# Work required
Images do not belong in the copy. Retype all the entries below exactly.

+===+

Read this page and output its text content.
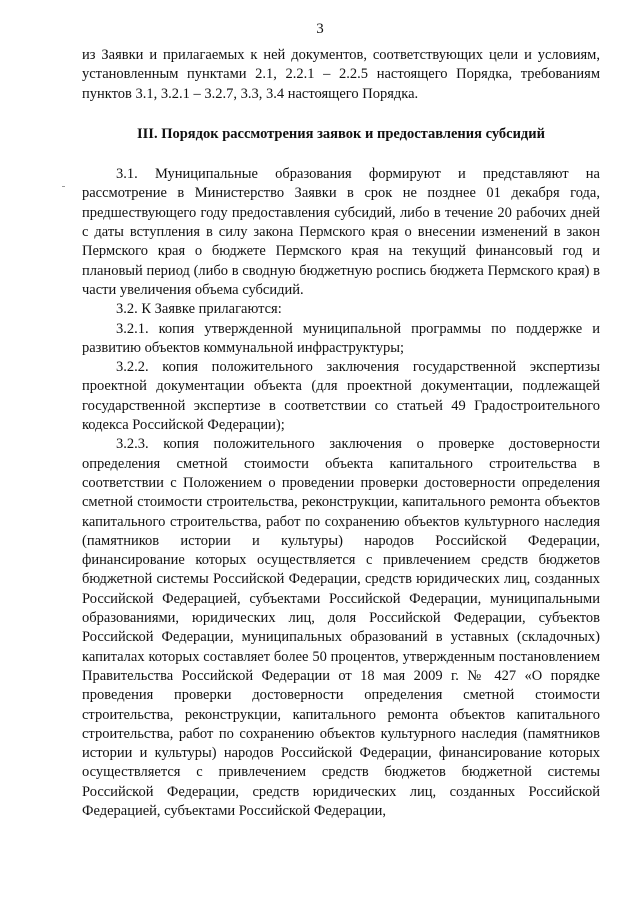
3

из Заявки и прилагаемых к ней документов, соответствующих цели и условиям, установленным пунктами 2.1, 2.2.1 – 2.2.5 настоящего Порядка, требованиям пунктов 3.1, 3.2.1 – 3.2.7, 3.3, 3.4 настоящего Порядка.

III. Порядок рассмотрения заявок и предоставления субсидий

3.1. Муниципальные образования формируют и представляют на рассмотрение в Министерство Заявки в срок не позднее 01 декабря года, предшествующего году предоставления субсидий, либо в течение 20 рабочих дней с даты вступления в силу закона Пермского края о внесении изменений в закон Пермского края о бюджете Пермского края на текущий финансовый год и плановый период (либо в сводную бюджетную роспись бюджета Пермского края) в части увеличения объема субсидий.

3.2. К Заявке прилагаются:

3.2.1. копия утвержденной муниципальной программы по поддержке и развитию объектов коммунальной инфраструктуры;

3.2.2. копия положительного заключения государственной экспертизы проектной документации объекта (для проектной документации, подлежащей государственной экспертизе в соответствии со статьей 49 Градостроительного кодекса Российской Федерации);

3.2.3. копия положительного заключения о проверке достоверности определения сметной стоимости объекта капитального строительства в соответствии с Положением о проведении проверки достоверности определения сметной стоимости строительства, реконструкции, капитального ремонта объектов капитального строительства, работ по сохранению объектов культурного наследия (памятников истории и культуры) народов Российской Федерации, финансирование которых осуществляется с привлечением средств бюджетов бюджетной системы Российской Федерации, средств юридических лиц, созданных Российской Федерацией, субъектами Российской Федерации, муниципальными образованиями, юридических лиц, доля Российской Федерации, субъектов Российской Федерации, муниципальных образований в уставных (складочных) капиталах которых составляет более 50 процентов, утвержденным постановлением Правительства Российской Федерации от 18 мая 2009 г. № 427 «О порядке проведения проверки достоверности определения сметной стоимости строительства, реконструкции, капитального ремонта объектов капитального строительства, работ по сохранению объектов культурного наследия (памятников истории и культуры) народов Российской Федерации, финансирование которых осуществляется с привлечением средств бюджетов бюджетной системы Российской Федерации, средств юридических лиц, созданных Российской Федерацией, субъектами Российской Федерации,
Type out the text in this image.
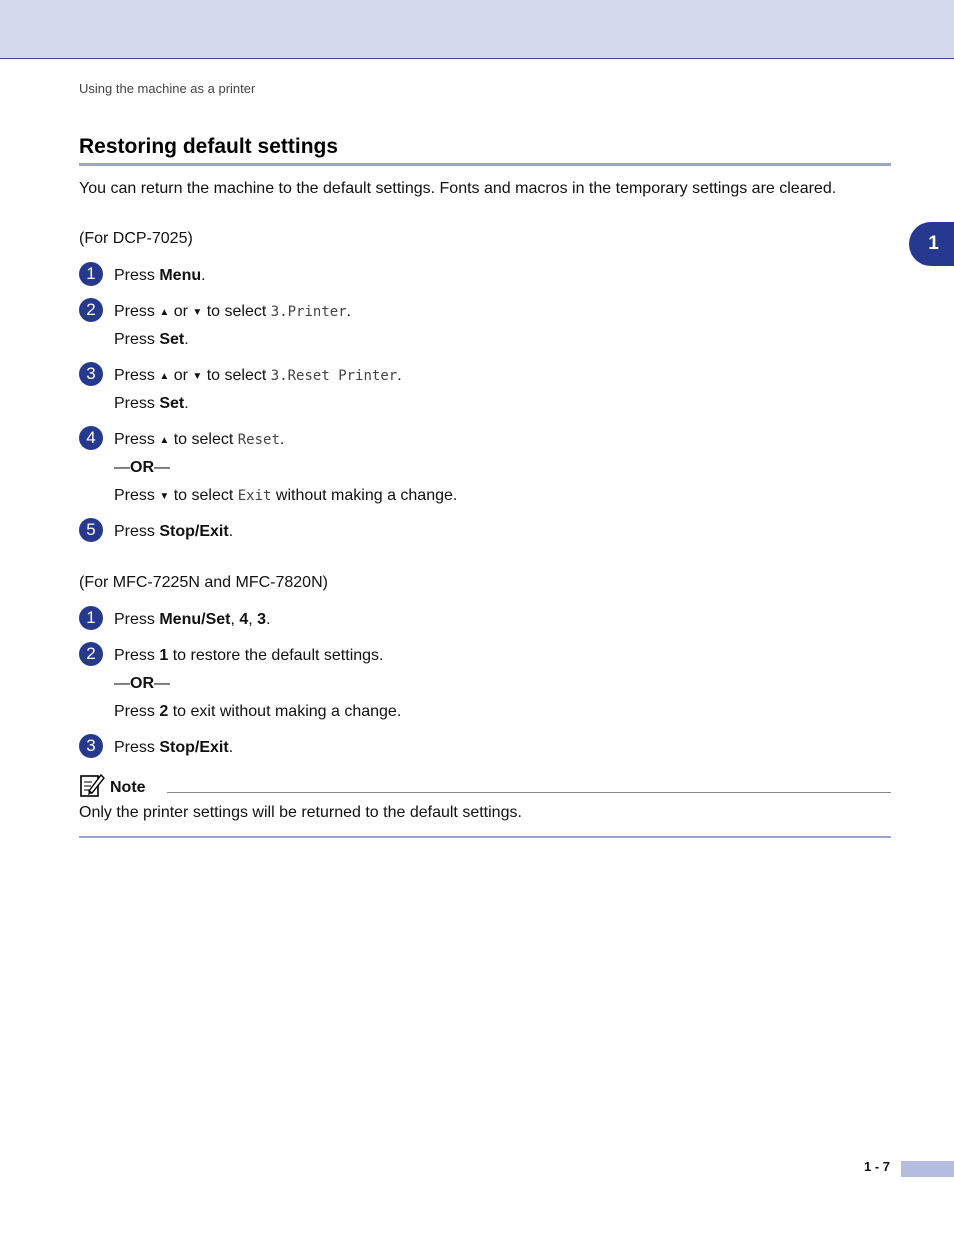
Using the machine as a printer
Restoring default settings
You can return the machine to the default settings. Fonts and macros in the temporary settings are cleared.
1
(For DCP-7025)
1	Press Menu.
2	Press ▲ or ▼ to select 3.Printer.
Press Set.
3	Press ▲ or ▼ to select 3.Reset Printer.
Press Set.
4	Press ▲ to select Reset.
—OR—
Press ▼ to select Exit without making a change.
5	Press Stop/Exit.
(For MFC-7225N and MFC-7820N)
1	Press Menu/Set, 4, 3.
2	Press 1 to restore the default settings.
—OR—
Press 2 to exit without making a change.
3	Press Stop/Exit.
Note
Only the printer settings will be returned to the default settings.
1 - 7
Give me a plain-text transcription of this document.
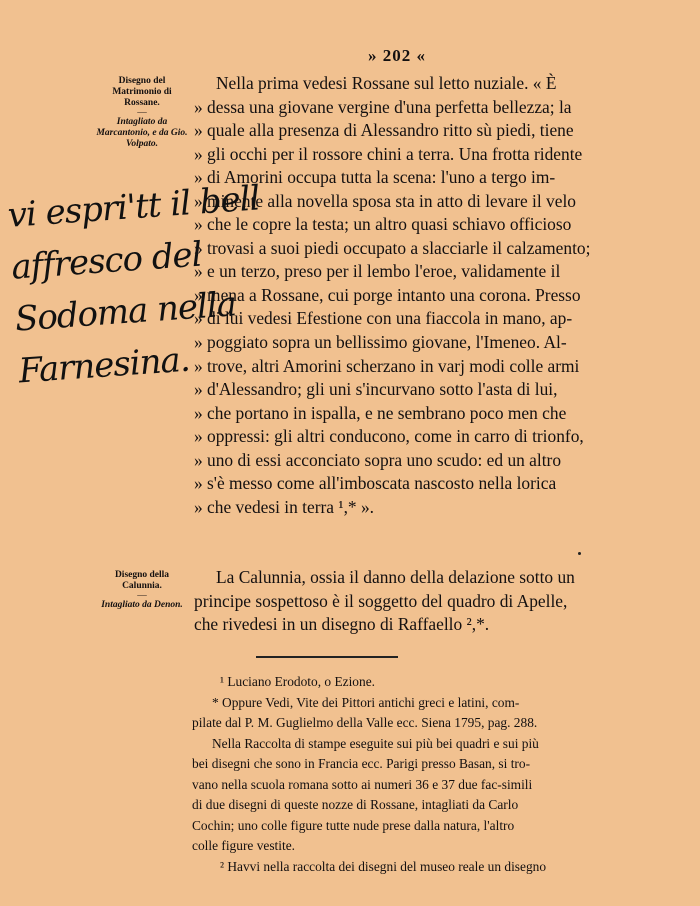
» 202 «
Disegno del Matrimonio di Rossane.
—
Intagliato da Marcantonio, e da Gio. Volpato.
vi espri'tt il bell
affresco del
Sodoma nella
Farnesina.
Nella prima vedesi Rossane sul letto nuziale. « È
» dessa una giovane vergine d'una perfetta bellezza; la
» quale alla presenza di Alessandro ritto sù piedi, tiene
» gli occhi per il rossore chini a terra. Una frotta ridente
» di Amorini occupa tutta la scena: l'uno a tergo im-
» minente alla novella sposa sta in atto di levare il velo
» che le copre la testa; un altro quasi schiavo officioso
» trovasi a suoi piedi occupato a slacciarle il calzamento;
» e un terzo, preso per il lembo l'eroe, validamente il
» mena a Rossane, cui porge intanto una corona. Presso
» di lui vedesi Efestione con una fiaccola in mano, ap-
» poggiato sopra un bellissimo giovane, l'Imeneo. Al-
» trove, altri Amorini scherzano in varj modi colle armi
» d'Alessandro; gli uni s'incurvano sotto l'asta di lui,
» che portano in ispalla, e ne sembrano poco men che
» oppressi: gli altri conducono, come in carro di trionfo,
» uno di essi acconciato sopra uno scudo: ed un altro
» s'è messo come all'imboscata nascosto nella lorica
» che vedesi in terra ¹,* ».
Disegno della Calunnia.
—
Intagliato da Denon.
La Calunnia, ossia il danno della delazione sotto un
principe sospettoso è il soggetto del quadro di Apelle,
che rivedesi in un disegno di Raffaello ²,*.
¹ Luciano Erodoto, o Ezione.
* Oppure Vedi, Vite dei Pittori antichi greci e latini, com-
pilate dal P. M. Guglielmo della Valle ecc. Siena 1795, pag. 288.
Nella Raccolta di stampe eseguite sui più bei quadri e sui più
bei disegni che sono in Francia ecc. Parigi presso Basan, si tro-
vano nella scuola romana sotto ai numeri 36 e 37 due fac-simili
di due disegni di queste nozze di Rossane, intagliati da Carlo
Cochin; uno colle figure tutte nude prese dalla natura, l'altro
colle figure vestite.
² Havvi nella raccolta dei disegni del museo reale un disegno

+===+

# Response
Read this page and output its text content.
3

из Заявки и прилагаемых к ней документов, соответствующих цели и условиям, установленным пунктами 2.1, 2.2.1 – 2.2.5 настоящего Порядка, требованиям пунктов 3.1, 3.2.1 – 3.2.7, 3.3, 3.4 настоящего Порядка.

III. Порядок рассмотрения заявок и предоставления субсидий

3.1. Муниципальные образования формируют и представляют на рассмотрение в Министерство Заявки в срок не позднее 01 декабря года, предшествующего году предоставления субсидий, либо в течение 20 рабочих дней с даты вступления в силу закона Пермского края о внесении изменений в закон Пермского края о бюджете Пермского края на текущий финансовый год и плановый период (либо в сводную бюджетную роспись бюджета Пермского края) в части увеличения объема субсидий.

3.2. К Заявке прилагаются:

3.2.1. копия утвержденной муниципальной программы по поддержке и развитию объектов коммунальной инфраструктуры;

3.2.2. копия положительного заключения государственной экспертизы проектной документации объекта (для проектной документации, подлежащей государственной экспертизе в соответствии со статьей 49 Градостроительного кодекса Российской Федерации);

3.2.3. копия положительного заключения о проверке достоверности определения сметной стоимости объекта капитального строительства в соответствии с Положением о проведении проверки достоверности определения сметной стоимости строительства, реконструкции, капитального ремонта объектов капитального строительства, работ по сохранению объектов культурного наследия (памятников истории и культуры) народов Российской Федерации, финансирование которых осуществляется с привлечением средств бюджетов бюджетной системы Российской Федерации, средств юридических лиц, созданных Российской Федерацией, субъектами Российской Федерации, муниципальными образованиями, юридических лиц, доля Российской Федерации, субъектов Российской Федерации, муниципальных образований в уставных (складочных) капиталах которых составляет более 50 процентов, утвержденным постановлением Правительства Российской Федерации от 18 мая 2009 г. № 427 «О порядке проведения проверки достоверности определения сметной стоимости строительства, реконструкции, капитального ремонта объектов капитального строительства, работ по сохранению объектов культурного наследия (памятников истории и культуры) народов Российской Федерации, финансирование которых осуществляется с привлечением средств бюджетов бюджетной системы Российской Федерации, средств юридических лиц, созданных Российской Федерацией, субъектами Российской Федерации,
Type out the text in this image.
Using the machine as a printer
Restoring default settings
You can return the machine to the default settings. Fonts and macros in the temporary settings are cleared.
1
(For DCP-7025)
1	Press Menu.
2	Press ▲ or ▼ to select 3.Printer.
Press Set.
3	Press ▲ or ▼ to select 3.Reset Printer.
Press Set.
4	Press ▲ to select Reset.
—OR—
Press ▼ to select Exit without making a change.
5	Press Stop/Exit.
(For MFC-7225N and MFC-7820N)
1	Press Menu/Set, 4, 3.
2	Press 1 to restore the default settings.
—OR—
Press 2 to exit without making a change.
3	Press Stop/Exit.
Note
Only the printer settings will be returned to the default settings.
1 - 7
Give me a plain-text transcription of this document.
» 202 «
Disegno del Matrimonio di Rossane.
—
Intagliato da Marcantonio, e da Gio. Volpato.
vi espri'tt il bell
affresco del
Sodoma nella
Farnesina.
Nella prima vedesi Rossane sul letto nuziale. « È
» dessa una giovane vergine d'una perfetta bellezza; la
» quale alla presenza di Alessandro ritto sù piedi, tiene
» gli occhi per il rossore chini a terra. Una frotta ridente
» di Amorini occupa tutta la scena: l'uno a tergo im-
» minente alla novella sposa sta in atto di levare il velo
» che le copre la testa; un altro quasi schiavo officioso
» trovasi a suoi piedi occupato a slacciarle il calzamento;
» e un terzo, preso per il lembo l'eroe, validamente il
» mena a Rossane, cui porge intanto una corona. Presso
» di lui vedesi Efestione con una fiaccola in mano, ap-
» poggiato sopra un bellissimo giovane, l'Imeneo. Al-
» trove, altri Amorini scherzano in varj modi colle armi
» d'Alessandro; gli uni s'incurvano sotto l'asta di lui,
» che portano in ispalla, e ne sembrano poco men che
» oppressi: gli altri conducono, come in carro di trionfo,
» uno di essi acconciato sopra uno scudo: ed un altro
» s'è messo come all'imboscata nascosto nella lorica
» che vedesi in terra ¹,* ».
Disegno della Calunnia.
—
Intagliato da Denon.
La Calunnia, ossia il danno della delazione sotto un
principe sospettoso è il soggetto del quadro di Apelle,
che rivedesi in un disegno di Raffaello ²,*.
¹ Luciano Erodoto, o Ezione.
* Oppure Vedi, Vite dei Pittori antichi greci e latini, com-
pilate dal P. M. Guglielmo della Valle ecc. Siena 1795, pag. 288.
Nella Raccolta di stampe eseguite sui più bei quadri e sui più
bei disegni che sono in Francia ecc. Parigi presso Basan, si tro-
vano nella scuola romana sotto ai numeri 36 e 37 due fac-simili
di due disegni di queste nozze di Rossane, intagliati da Carlo
Cochin; uno colle figure tutte nude prese dalla natura, l'altro
colle figure vestite.
² Havvi nella raccolta dei disegni del museo reale un disegno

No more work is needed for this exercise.